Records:
╭──

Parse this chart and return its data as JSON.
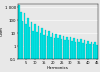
{
  "title": "",
  "xlabel": "Harmonics",
  "ylabel": "CNm",
  "bar_color": "#00e8e8",
  "bar_edgecolor": "#009999",
  "background_color": "#e8e8e8",
  "plot_bg_color": "#e8e8e8",
  "ylim_log": [
    0.1,
    2000
  ],
  "yticks": [
    0.1,
    1,
    10,
    100,
    1000
  ],
  "ytick_labels": [
    "0,1",
    "1",
    "10",
    "100",
    "1 000"
  ],
  "harmonics": [
    1,
    2,
    3,
    4,
    5,
    6,
    7,
    8,
    9,
    10,
    11,
    12,
    13,
    14,
    15,
    16,
    17,
    18,
    19,
    20,
    21,
    22,
    23,
    24,
    25,
    26,
    27,
    28,
    29,
    30,
    31,
    32,
    33,
    34,
    35,
    36,
    37,
    38,
    39,
    40,
    41,
    42,
    43,
    44,
    45
  ],
  "values": [
    1500,
    420,
    85,
    350,
    52,
    155,
    32,
    75,
    16,
    50,
    13,
    38,
    10,
    26,
    8,
    19,
    6,
    14,
    5,
    11,
    4.5,
    9.5,
    4,
    8,
    3.5,
    6.5,
    3,
    5.5,
    2.8,
    4.8,
    2.5,
    4.2,
    2.2,
    3.8,
    2.0,
    3.3,
    1.8,
    2.9,
    1.6,
    2.5,
    1.5,
    2.2,
    1.4,
    2.0,
    1.3
  ]
}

╰──

Directions for this task:
Quote in full the listing given above; the images are to be left out.

Response to this exercise:
Parse this chart and return its data as JSON.
{
  "title": "",
  "xlabel": "Harmonics",
  "ylabel": "CNm",
  "bar_color": "#00e8e8",
  "bar_edgecolor": "#009999",
  "background_color": "#e8e8e8",
  "plot_bg_color": "#e8e8e8",
  "ylim_log": [
    0.1,
    2000
  ],
  "yticks": [
    0.1,
    1,
    10,
    100,
    1000
  ],
  "ytick_labels": [
    "0,1",
    "1",
    "10",
    "100",
    "1 000"
  ],
  "harmonics": [
    1,
    2,
    3,
    4,
    5,
    6,
    7,
    8,
    9,
    10,
    11,
    12,
    13,
    14,
    15,
    16,
    17,
    18,
    19,
    20,
    21,
    22,
    23,
    24,
    25,
    26,
    27,
    28,
    29,
    30,
    31,
    32,
    33,
    34,
    35,
    36,
    37,
    38,
    39,
    40,
    41,
    42,
    43,
    44,
    45
  ],
  "values": [
    1500,
    420,
    85,
    350,
    52,
    155,
    32,
    75,
    16,
    50,
    13,
    38,
    10,
    26,
    8,
    19,
    6,
    14,
    5,
    11,
    4.5,
    9.5,
    4,
    8,
    3.5,
    6.5,
    3,
    5.5,
    2.8,
    4.8,
    2.5,
    4.2,
    2.2,
    3.8,
    2.0,
    3.3,
    1.8,
    2.9,
    1.6,
    2.5,
    1.5,
    2.2,
    1.4,
    2.0,
    1.3
  ]
}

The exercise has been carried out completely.